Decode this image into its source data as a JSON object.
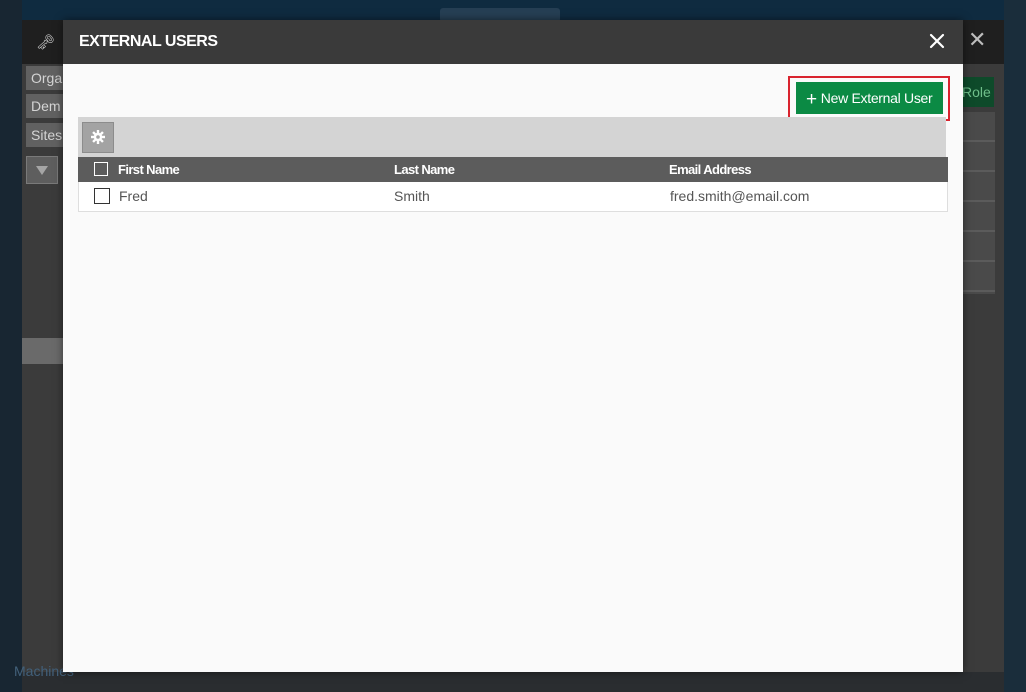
{
  "background": {
    "crumbs": [
      "Orga",
      "Dem",
      "Sites"
    ],
    "role_button": "Role",
    "footer_label": "Machines"
  },
  "modal": {
    "title": "EXTERNAL USERS",
    "close_icon": "close-icon",
    "new_button": {
      "icon": "plus-icon",
      "label": "New External User",
      "color": "#0b8a44",
      "highlight": "#d9232e"
    },
    "toolbar": {
      "settings_icon": "gear-icon"
    },
    "table": {
      "columns": [
        "First Name",
        "Last Name",
        "Email Address"
      ],
      "rows": [
        {
          "first_name": "Fred",
          "last_name": "Smith",
          "email": "fred.smith@email.com"
        }
      ]
    }
  }
}
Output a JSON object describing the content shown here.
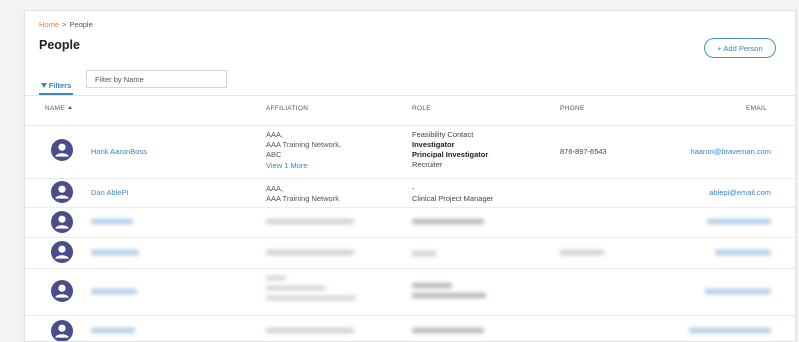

PROBLEM TO SOLVE: Repeat each line of the records above exactly, but do not copy the pictures.

WRITTEN RESPONSE:
Decode this image into its source data as a JSON object.
{
  "background": {
    "crumbs": [
      "Orga",
      "Dem",
      "Sites"
    ],
    "role_button": "Role",
    "footer_label": "Machines"
  },
  "modal": {
    "title": "EXTERNAL USERS",
    "close_icon": "close-icon",
    "new_button": {
      "icon": "plus-icon",
      "label": "New External User",
      "color": "#0b8a44",
      "highlight": "#d9232e"
    },
    "toolbar": {
      "settings_icon": "gear-icon"
    },
    "table": {
      "columns": [
        "First Name",
        "Last Name",
        "Email Address"
      ],
      "rows": [
        {
          "first_name": "Fred",
          "last_name": "Smith",
          "email": "fred.smith@email.com"
        }
      ]
    }
  }
}
Output a JSON object describing the content shown here.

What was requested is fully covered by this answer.